> [PROBLEM REQUIREMENTS]: Entries follow. Set all of them down as they stand.

> [DATA TO USE]:
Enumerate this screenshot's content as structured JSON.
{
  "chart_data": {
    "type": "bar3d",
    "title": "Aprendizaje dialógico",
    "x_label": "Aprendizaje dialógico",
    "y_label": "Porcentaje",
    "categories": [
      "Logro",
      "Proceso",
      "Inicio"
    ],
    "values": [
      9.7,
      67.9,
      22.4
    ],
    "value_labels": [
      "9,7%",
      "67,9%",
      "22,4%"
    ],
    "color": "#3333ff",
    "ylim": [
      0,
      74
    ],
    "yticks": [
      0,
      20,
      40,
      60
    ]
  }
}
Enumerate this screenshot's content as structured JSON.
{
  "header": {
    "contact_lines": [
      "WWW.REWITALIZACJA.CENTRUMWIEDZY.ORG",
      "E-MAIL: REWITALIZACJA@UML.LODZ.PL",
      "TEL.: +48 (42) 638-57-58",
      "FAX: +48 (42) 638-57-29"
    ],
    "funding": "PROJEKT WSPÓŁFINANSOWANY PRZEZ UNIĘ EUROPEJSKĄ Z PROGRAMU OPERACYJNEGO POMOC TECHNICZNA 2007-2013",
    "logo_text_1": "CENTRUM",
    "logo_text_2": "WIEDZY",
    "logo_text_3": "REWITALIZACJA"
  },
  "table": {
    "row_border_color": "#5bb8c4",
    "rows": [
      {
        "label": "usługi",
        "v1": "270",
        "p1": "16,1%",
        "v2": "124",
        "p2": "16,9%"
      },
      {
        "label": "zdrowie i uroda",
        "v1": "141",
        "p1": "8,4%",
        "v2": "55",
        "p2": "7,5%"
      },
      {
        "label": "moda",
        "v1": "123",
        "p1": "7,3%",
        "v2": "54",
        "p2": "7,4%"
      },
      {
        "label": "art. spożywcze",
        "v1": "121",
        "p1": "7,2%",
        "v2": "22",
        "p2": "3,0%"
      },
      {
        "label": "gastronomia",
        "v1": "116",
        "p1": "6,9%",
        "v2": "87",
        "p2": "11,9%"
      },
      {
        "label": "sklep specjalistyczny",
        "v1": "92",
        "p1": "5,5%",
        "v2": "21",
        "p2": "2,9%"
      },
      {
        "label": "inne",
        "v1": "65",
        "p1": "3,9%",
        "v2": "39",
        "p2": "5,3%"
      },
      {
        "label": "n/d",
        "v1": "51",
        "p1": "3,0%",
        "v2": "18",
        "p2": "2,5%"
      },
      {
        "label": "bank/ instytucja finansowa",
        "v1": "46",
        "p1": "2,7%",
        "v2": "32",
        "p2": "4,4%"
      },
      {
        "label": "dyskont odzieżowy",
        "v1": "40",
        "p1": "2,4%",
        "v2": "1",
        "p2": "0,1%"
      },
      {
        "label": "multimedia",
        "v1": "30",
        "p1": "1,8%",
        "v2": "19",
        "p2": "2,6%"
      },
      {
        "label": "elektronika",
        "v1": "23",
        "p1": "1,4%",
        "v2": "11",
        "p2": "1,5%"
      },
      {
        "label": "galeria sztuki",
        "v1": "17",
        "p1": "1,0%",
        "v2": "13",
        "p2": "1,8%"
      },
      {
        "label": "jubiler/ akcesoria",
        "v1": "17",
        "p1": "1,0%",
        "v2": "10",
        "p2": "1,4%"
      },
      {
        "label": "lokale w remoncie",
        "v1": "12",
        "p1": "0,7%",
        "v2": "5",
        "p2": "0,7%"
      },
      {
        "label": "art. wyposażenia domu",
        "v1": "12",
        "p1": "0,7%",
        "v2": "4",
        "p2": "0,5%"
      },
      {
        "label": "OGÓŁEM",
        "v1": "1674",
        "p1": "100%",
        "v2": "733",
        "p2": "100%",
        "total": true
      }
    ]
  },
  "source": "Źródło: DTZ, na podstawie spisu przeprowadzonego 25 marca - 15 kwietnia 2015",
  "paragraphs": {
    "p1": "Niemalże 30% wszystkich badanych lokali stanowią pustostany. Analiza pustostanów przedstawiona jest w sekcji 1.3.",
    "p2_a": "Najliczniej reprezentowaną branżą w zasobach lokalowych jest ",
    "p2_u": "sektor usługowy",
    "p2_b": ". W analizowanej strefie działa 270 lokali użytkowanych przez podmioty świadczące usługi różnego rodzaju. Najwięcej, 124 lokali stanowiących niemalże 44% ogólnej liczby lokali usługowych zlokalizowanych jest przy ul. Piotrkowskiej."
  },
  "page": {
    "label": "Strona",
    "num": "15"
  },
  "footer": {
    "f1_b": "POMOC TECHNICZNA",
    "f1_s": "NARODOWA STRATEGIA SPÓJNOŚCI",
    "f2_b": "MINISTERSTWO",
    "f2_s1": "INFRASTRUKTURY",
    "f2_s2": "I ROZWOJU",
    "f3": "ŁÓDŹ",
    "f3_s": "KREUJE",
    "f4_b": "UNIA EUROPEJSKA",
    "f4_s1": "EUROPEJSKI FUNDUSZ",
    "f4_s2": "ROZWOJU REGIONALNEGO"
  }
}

> [SOLUTION TO THIS PROBLEM]:
Enumerate this screenshot's content as structured JSON.
{
  "chart_data": {
    "type": "bar3d",
    "title": "Aprendizaje dialógico",
    "x_label": "Aprendizaje dialógico",
    "y_label": "Porcentaje",
    "categories": [
      "Logro",
      "Proceso",
      "Inicio"
    ],
    "values": [
      9.7,
      67.9,
      22.4
    ],
    "value_labels": [
      "9,7%",
      "67,9%",
      "22,4%"
    ],
    "color": "#3333ff",
    "ylim": [
      0,
      74
    ],
    "yticks": [
      0,
      20,
      40,
      60
    ]
  }
}
Enumerate this screenshot's content as structured JSON.
{
  "header": {
    "contact_lines": [
      "WWW.REWITALIZACJA.CENTRUMWIEDZY.ORG",
      "E-MAIL: REWITALIZACJA@UML.LODZ.PL",
      "TEL.: +48 (42) 638-57-58",
      "FAX: +48 (42) 638-57-29"
    ],
    "funding": "PROJEKT WSPÓŁFINANSOWANY PRZEZ UNIĘ EUROPEJSKĄ Z PROGRAMU OPERACYJNEGO POMOC TECHNICZNA 2007-2013",
    "logo_text_1": "CENTRUM",
    "logo_text_2": "WIEDZY",
    "logo_text_3": "REWITALIZACJA"
  },
  "table": {
    "row_border_color": "#5bb8c4",
    "rows": [
      {
        "label": "usługi",
        "v1": "270",
        "p1": "16,1%",
        "v2": "124",
        "p2": "16,9%"
      },
      {
        "label": "zdrowie i uroda",
        "v1": "141",
        "p1": "8,4%",
        "v2": "55",
        "p2": "7,5%"
      },
      {
        "label": "moda",
        "v1": "123",
        "p1": "7,3%",
        "v2": "54",
        "p2": "7,4%"
      },
      {
        "label": "art. spożywcze",
        "v1": "121",
        "p1": "7,2%",
        "v2": "22",
        "p2": "3,0%"
      },
      {
        "label": "gastronomia",
        "v1": "116",
        "p1": "6,9%",
        "v2": "87",
        "p2": "11,9%"
      },
      {
        "label": "sklep specjalistyczny",
        "v1": "92",
        "p1": "5,5%",
        "v2": "21",
        "p2": "2,9%"
      },
      {
        "label": "inne",
        "v1": "65",
        "p1": "3,9%",
        "v2": "39",
        "p2": "5,3%"
      },
      {
        "label": "n/d",
        "v1": "51",
        "p1": "3,0%",
        "v2": "18",
        "p2": "2,5%"
      },
      {
        "label": "bank/ instytucja finansowa",
        "v1": "46",
        "p1": "2,7%",
        "v2": "32",
        "p2": "4,4%"
      },
      {
        "label": "dyskont odzieżowy",
        "v1": "40",
        "p1": "2,4%",
        "v2": "1",
        "p2": "0,1%"
      },
      {
        "label": "multimedia",
        "v1": "30",
        "p1": "1,8%",
        "v2": "19",
        "p2": "2,6%"
      },
      {
        "label": "elektronika",
        "v1": "23",
        "p1": "1,4%",
        "v2": "11",
        "p2": "1,5%"
      },
      {
        "label": "galeria sztuki",
        "v1": "17",
        "p1": "1,0%",
        "v2": "13",
        "p2": "1,8%"
      },
      {
        "label": "jubiler/ akcesoria",
        "v1": "17",
        "p1": "1,0%",
        "v2": "10",
        "p2": "1,4%"
      },
      {
        "label": "lokale w remoncie",
        "v1": "12",
        "p1": "0,7%",
        "v2": "5",
        "p2": "0,7%"
      },
      {
        "label": "art. wyposażenia domu",
        "v1": "12",
        "p1": "0,7%",
        "v2": "4",
        "p2": "0,5%"
      },
      {
        "label": "OGÓŁEM",
        "v1": "1674",
        "p1": "100%",
        "v2": "733",
        "p2": "100%",
        "total": true
      }
    ]
  },
  "source": "Źródło: DTZ, na podstawie spisu przeprowadzonego 25 marca - 15 kwietnia 2015",
  "paragraphs": {
    "p1": "Niemalże 30% wszystkich badanych lokali stanowią pustostany. Analiza pustostanów przedstawiona jest w sekcji 1.3.",
    "p2_a": "Najliczniej reprezentowaną branżą w zasobach lokalowych jest ",
    "p2_u": "sektor usługowy",
    "p2_b": ". W analizowanej strefie działa 270 lokali użytkowanych przez podmioty świadczące usługi różnego rodzaju. Najwięcej, 124 lokali stanowiących niemalże 44% ogólnej liczby lokali usługowych zlokalizowanych jest przy ul. Piotrkowskiej."
  },
  "page": {
    "label": "Strona",
    "num": "15"
  },
  "footer": {
    "f1_b": "POMOC TECHNICZNA",
    "f1_s": "NARODOWA STRATEGIA SPÓJNOŚCI",
    "f2_b": "MINISTERSTWO",
    "f2_s1": "INFRASTRUKTURY",
    "f2_s2": "I ROZWOJU",
    "f3": "ŁÓDŹ",
    "f3_s": "KREUJE",
    "f4_b": "UNIA EUROPEJSKA",
    "f4_s1": "EUROPEJSKI FUNDUSZ",
    "f4_s2": "ROZWOJU REGIONALNEGO"
  }
}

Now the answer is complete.